• SUPPLIED RECORDS
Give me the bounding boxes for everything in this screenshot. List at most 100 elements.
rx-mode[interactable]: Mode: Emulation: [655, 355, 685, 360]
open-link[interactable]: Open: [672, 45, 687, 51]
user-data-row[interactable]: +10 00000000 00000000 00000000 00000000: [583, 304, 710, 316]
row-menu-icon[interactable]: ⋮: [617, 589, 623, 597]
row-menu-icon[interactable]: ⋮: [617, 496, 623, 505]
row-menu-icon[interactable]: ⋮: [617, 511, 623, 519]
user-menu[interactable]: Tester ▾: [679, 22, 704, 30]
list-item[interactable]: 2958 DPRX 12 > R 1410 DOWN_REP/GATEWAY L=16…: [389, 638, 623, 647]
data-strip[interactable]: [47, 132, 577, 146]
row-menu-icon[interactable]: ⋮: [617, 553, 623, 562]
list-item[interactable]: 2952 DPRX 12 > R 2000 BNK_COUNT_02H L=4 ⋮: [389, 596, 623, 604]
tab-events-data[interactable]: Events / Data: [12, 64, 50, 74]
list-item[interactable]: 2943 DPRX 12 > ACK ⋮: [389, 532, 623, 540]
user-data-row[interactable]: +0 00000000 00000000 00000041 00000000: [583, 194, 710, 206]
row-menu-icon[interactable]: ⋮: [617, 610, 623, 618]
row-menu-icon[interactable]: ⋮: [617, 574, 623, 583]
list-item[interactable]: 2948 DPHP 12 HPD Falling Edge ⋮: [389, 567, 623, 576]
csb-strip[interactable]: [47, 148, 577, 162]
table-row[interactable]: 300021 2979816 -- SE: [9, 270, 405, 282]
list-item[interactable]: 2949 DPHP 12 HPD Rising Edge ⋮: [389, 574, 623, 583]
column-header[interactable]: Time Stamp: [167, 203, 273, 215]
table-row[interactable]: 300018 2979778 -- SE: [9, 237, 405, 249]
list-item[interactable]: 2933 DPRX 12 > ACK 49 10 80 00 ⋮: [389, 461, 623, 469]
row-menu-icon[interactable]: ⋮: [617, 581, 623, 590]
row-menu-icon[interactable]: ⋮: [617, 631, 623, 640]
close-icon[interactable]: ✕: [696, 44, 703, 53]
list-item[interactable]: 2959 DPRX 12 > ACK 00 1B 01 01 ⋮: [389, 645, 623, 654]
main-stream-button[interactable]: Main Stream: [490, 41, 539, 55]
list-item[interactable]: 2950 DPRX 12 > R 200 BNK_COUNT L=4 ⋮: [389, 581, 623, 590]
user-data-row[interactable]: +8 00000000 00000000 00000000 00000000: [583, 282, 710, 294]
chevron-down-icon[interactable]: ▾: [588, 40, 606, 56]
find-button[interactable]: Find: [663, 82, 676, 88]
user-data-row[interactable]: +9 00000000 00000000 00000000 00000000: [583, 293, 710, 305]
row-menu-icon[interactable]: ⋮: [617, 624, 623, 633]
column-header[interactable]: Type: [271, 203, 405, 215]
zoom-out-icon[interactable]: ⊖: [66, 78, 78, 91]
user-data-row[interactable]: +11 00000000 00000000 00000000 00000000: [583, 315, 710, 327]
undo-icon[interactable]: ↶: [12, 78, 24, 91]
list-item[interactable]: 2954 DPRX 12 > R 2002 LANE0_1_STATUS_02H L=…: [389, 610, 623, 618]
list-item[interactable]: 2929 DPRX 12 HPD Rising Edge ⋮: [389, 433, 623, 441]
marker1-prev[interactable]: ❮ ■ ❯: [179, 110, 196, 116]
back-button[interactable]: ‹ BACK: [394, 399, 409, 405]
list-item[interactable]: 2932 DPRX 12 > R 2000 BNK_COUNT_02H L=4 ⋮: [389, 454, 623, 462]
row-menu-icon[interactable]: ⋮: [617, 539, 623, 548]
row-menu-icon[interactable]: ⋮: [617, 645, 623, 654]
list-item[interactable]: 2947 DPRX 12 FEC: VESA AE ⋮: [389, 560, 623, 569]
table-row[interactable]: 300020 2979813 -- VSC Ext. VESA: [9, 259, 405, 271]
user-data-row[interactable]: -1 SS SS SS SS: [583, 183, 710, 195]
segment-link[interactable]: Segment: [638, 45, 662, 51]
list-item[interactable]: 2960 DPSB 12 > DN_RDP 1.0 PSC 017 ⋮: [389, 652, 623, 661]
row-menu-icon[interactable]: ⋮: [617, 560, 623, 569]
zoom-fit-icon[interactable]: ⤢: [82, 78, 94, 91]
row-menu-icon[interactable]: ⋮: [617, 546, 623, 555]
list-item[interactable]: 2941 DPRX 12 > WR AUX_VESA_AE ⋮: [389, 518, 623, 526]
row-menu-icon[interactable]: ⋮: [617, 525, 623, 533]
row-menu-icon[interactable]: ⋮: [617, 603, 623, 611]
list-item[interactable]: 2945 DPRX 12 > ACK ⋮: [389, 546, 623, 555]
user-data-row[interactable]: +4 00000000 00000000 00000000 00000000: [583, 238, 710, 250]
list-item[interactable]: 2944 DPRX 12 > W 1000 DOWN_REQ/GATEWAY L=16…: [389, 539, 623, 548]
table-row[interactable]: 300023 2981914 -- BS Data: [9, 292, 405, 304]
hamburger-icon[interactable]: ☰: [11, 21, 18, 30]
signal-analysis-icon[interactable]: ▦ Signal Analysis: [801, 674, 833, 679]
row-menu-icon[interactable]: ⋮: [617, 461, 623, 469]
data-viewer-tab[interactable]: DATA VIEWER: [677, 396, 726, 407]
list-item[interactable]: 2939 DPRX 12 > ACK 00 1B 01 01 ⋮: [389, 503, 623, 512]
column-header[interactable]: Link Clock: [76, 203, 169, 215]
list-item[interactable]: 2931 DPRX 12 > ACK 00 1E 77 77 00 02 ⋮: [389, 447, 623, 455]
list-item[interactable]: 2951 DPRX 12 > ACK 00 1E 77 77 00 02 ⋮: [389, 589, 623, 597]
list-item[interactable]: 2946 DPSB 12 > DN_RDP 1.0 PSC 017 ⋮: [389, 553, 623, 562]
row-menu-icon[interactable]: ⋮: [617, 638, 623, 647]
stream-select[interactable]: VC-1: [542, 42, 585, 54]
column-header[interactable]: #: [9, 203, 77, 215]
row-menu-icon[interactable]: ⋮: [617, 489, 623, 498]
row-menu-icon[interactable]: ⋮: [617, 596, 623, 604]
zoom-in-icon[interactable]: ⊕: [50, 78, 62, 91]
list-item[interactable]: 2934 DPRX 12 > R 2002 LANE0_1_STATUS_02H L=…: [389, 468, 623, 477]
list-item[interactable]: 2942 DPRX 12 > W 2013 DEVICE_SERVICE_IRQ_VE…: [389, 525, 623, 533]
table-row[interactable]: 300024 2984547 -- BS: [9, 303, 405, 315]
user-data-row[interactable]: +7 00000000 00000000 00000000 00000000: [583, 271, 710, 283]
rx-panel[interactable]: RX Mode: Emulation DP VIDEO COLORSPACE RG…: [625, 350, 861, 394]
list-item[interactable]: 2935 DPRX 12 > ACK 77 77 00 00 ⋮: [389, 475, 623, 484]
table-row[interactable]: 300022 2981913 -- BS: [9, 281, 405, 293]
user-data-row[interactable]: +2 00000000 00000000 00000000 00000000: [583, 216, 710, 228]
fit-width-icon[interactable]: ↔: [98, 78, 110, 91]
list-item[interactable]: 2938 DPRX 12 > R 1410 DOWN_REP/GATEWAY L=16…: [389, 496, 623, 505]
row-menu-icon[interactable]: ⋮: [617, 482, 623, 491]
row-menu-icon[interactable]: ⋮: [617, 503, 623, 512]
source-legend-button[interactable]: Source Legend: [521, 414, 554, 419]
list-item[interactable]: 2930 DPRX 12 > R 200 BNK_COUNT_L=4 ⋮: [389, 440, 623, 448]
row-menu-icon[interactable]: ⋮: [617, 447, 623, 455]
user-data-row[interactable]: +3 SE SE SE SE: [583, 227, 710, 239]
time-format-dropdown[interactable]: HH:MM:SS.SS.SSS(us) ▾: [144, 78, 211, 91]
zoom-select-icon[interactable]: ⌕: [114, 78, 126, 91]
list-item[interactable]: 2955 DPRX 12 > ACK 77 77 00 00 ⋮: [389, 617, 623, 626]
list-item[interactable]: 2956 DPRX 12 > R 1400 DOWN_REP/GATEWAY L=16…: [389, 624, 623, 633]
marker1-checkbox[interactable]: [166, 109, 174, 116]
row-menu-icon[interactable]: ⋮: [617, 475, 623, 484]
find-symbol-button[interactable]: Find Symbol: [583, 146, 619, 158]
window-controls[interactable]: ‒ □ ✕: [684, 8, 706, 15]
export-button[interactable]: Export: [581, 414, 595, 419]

• WHAT YOU SHOULD DO
Put everything from the first line down through the line containing "tab-events-data[interactable]: Events /" into a Markdown table with columns Row and Line, giving each line a row number and leaving out any blank lines.

• SOLUTION TO THIS TASK
| Row | Line |
|---|---|
| 1 | Give me the bounding boxes for everything in this screenshot. List at most 100 elements. |
| 2 | rx-mode[interactable]: Mode: Emulation: [655, 355, 685, 360] |
| 3 | open-link[interactable]: Open: [672, 45, 687, 51] |
| 4 | user-data-row[interactable]: +10 00000000 00000000 00000000 00000000: [583, 304, 710, 316] |
| 5 | row-menu-icon[interactable]: ⋮: [617, 589, 623, 597] |
| 6 | row-menu-icon[interactable]: ⋮: [617, 496, 623, 505] |
| 7 | row-menu-icon[interactable]: ⋮: [617, 511, 623, 519] |
| 8 | user-menu[interactable]: Tester ▾: [679, 22, 704, 30] |
| 9 | list-item[interactable]: 2958 DPRX 12 > R 1410 DOWN_REP/GATEWAY L=16…: [389, 638, 623, 647] |
| 10 | data-strip[interactable]: [47, 132, 577, 146] |
| 11 | row-menu-icon[interactable]: ⋮: [617, 553, 623, 562] |
| 12 | list-item[interactable]: 2952 DPRX 12 > R 2000 BNK_COUNT_02H L=4 ⋮: [389, 596, 623, 604] |
| 13 | tab-events-data[interactable]: Events / Data: [12, 64, 50, 74] |